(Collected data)

────────

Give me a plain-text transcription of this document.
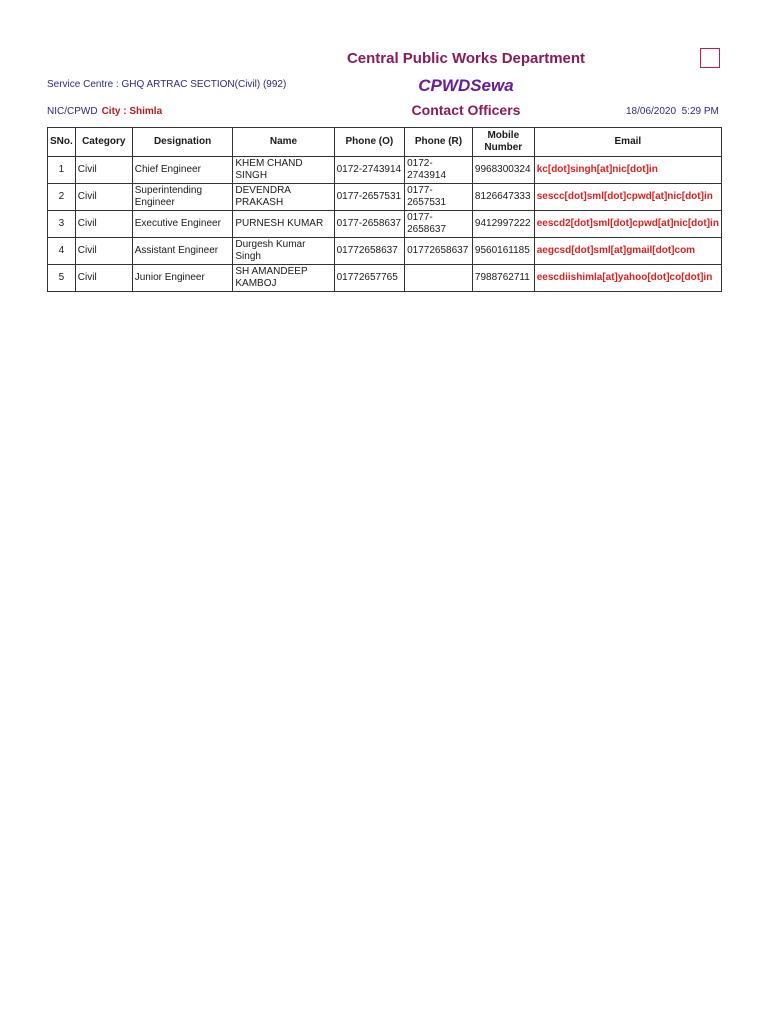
Central Public Works Department
Service Centre : GHQ ARTRAC SECTION(Civil) (992)	CPWDSewa
NIC/CPWD City : Shimla	Contact Officers	18/06/2020 5:29 PM
SNo.	Category	Designation	Name	Phone (O)	Phone (R)	Mobile Number	Email
1	Civil	Chief Engineer	KHEM CHAND SINGH	0172-2743914	0172-2743914	9968300324	kc[dot]singh[at]nic[dot]in
2	Civil	Superintending Engineer	DEVENDRA PRAKASH	0177-2657531	0177-2657531	8126647333	sescc[dot]sml[dot]cpwd[at]nic[dot]in
3	Civil	Executive Engineer	PURNESH KUMAR	0177-2658637	0177-2658637	9412997222	eescd2[dot]sml[dot]cpwd[at]nic[dot]in
4	Civil	Assistant Engineer	Durgesh Kumar Singh	01772658637	01772658637	9560161185	aegcsd[dot]sml[at]gmail[dot]com
5	Civil	Junior Engineer	SH AMANDEEP KAMBOJ	01772657765		7988762711	eescdiishimla[at]yahoo[dot]co[dot]in
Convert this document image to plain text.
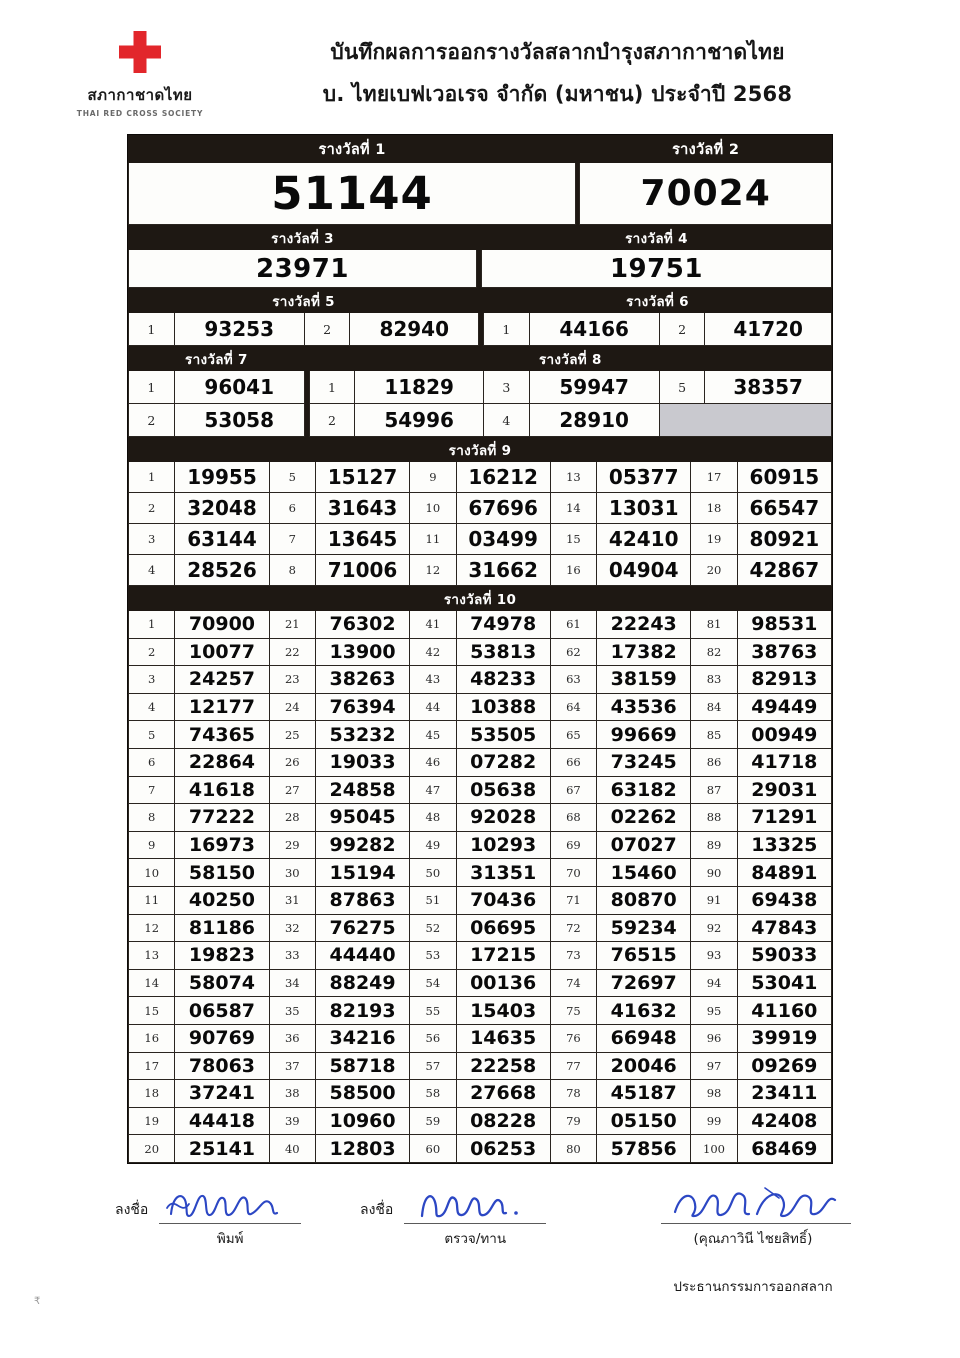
สภากาชาดไทย
THAI RED CROSS SOCIETY
บันทึกผลการออกรางวัลสลากบำรุงสภากาชาดไทย
บ. ไทยเบฟเวอเรจ จำกัด (มหาชน) ประจำปี 2568
รางวัลที่ 1		รางวัลที่ 2
51144		70024
รางวัลที่ 3		รางวัลที่ 4
23971		19751
รางวัลที่ 5					รางวัลที่ 6			
1	93253	2	82940		1	44166	2	41720
รางวัลที่ 7			รางวัลที่ 8					
1	96041		1	11829	3	59947	5	38357
2	53058		2	54996	4	28910		
รางวัลที่ 9									
1	19955	5	15127	9	16212	13	05377	17	60915
2	32048	6	31643	10	67696	14	13031	18	66547
3	63144	7	13645	11	03499	15	42410	19	80921
4	28526	8	71006	12	31662	16	04904	20	42867
รางวัลที่ 10									
1	70900	21	76302	41	74978	61	22243	81	98531
2	10077	22	13900	42	53813	62	17382	82	38763
3	24257	23	38263	43	48233	63	38159	83	82913
4	12177	24	76394	44	10388	64	43536	84	49449
5	74365	25	53232	45	53505	65	99669	85	00949
6	22864	26	19033	46	07282	66	73245	86	41718
7	41618	27	24858	47	05638	67	63182	87	29031
8	77222	28	95045	48	92028	68	02262	88	71291
9	16973	29	99282	49	10293	69	07027	89	13325
10	58150	30	15194	50	31351	70	15460	90	84891
11	40250	31	87863	51	70436	71	80870	91	69438
12	81186	32	76275	52	06695	72	59234	92	47843
13	19823	33	44440	53	17215	73	76515	93	59033
14	58074	34	88249	54	00136	74	72697	94	53041
15	06587	35	82193	55	15403	75	41632	95	41160
16	90769	36	34216	56	14635	76	66948	96	39919
17	78063	37	58718	57	22258	77	20046	97	09269
18	37241	38	58500	58	27668	78	45187	98	23411
19	44418	39	10960	59	08228	79	05150	99	42408
20	25141	40	12803	60	06253	80	57856	100	68469
ลงชื่อ
พิมพ์
ลงชื่อ
ตรวจ/ทาน	(คุณภาวินี ไชยสิทธิ์)
ประธานกรรมการออกสลาก
₹
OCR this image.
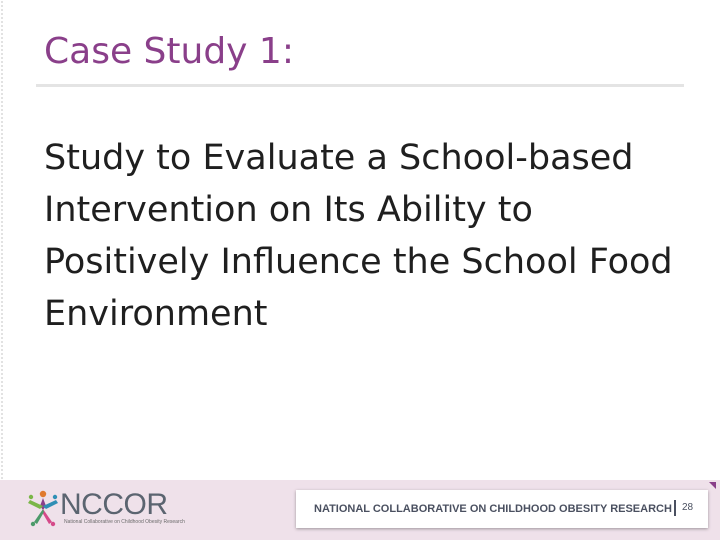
Case Study 1:

Study to Evaluate a School-based Intervention on Its Ability to Positively Influence the School Food Environment

NCCOR
National Collaborative on Childhood Obesity Research
NATIONAL COLLABORATIVE ON CHILDHOOD OBESITY RESEARCH 28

────────

• **Problem details**
In the listing, find all lines with the string "document" and copy them.

• **Written solution**
Give me a plain-text transcription of this document.
Convert this document image to plain text.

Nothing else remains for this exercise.